### [RECORDS TO PROCESS]
%%

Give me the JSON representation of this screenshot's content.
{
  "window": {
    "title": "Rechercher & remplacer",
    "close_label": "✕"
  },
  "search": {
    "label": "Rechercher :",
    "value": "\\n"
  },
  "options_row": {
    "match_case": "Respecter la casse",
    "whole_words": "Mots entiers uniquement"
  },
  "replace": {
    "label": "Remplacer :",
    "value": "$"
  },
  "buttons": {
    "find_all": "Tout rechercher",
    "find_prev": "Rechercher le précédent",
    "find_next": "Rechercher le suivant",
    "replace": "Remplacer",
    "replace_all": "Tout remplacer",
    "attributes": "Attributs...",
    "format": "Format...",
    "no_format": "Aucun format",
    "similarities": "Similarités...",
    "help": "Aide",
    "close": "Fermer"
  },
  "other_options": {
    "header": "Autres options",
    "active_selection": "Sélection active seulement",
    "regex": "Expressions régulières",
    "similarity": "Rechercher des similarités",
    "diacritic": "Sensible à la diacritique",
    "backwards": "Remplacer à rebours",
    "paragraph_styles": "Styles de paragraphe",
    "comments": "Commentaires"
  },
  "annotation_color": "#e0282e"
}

%%

### [REQUIREMENT]
Print out every record again, exactly and in full.

### [SOLUTION TO THE EXERCISE]
Give me the JSON representation of this screenshot's content.
{
  "window": {
    "title": "Rechercher & remplacer",
    "close_label": "✕"
  },
  "search": {
    "label": "Rechercher :",
    "value": "\\n"
  },
  "options_row": {
    "match_case": "Respecter la casse",
    "whole_words": "Mots entiers uniquement"
  },
  "replace": {
    "label": "Remplacer :",
    "value": "$"
  },
  "buttons": {
    "find_all": "Tout rechercher",
    "find_prev": "Rechercher le précédent",
    "find_next": "Rechercher le suivant",
    "replace": "Remplacer",
    "replace_all": "Tout remplacer",
    "attributes": "Attributs...",
    "format": "Format...",
    "no_format": "Aucun format",
    "similarities": "Similarités...",
    "help": "Aide",
    "close": "Fermer"
  },
  "other_options": {
    "header": "Autres options",
    "active_selection": "Sélection active seulement",
    "regex": "Expressions régulières",
    "similarity": "Rechercher des similarités",
    "diacritic": "Sensible à la diacritique",
    "backwards": "Remplacer à rebours",
    "paragraph_styles": "Styles de paragraphe",
    "comments": "Commentaires"
  },
  "annotation_color": "#e0282e"
}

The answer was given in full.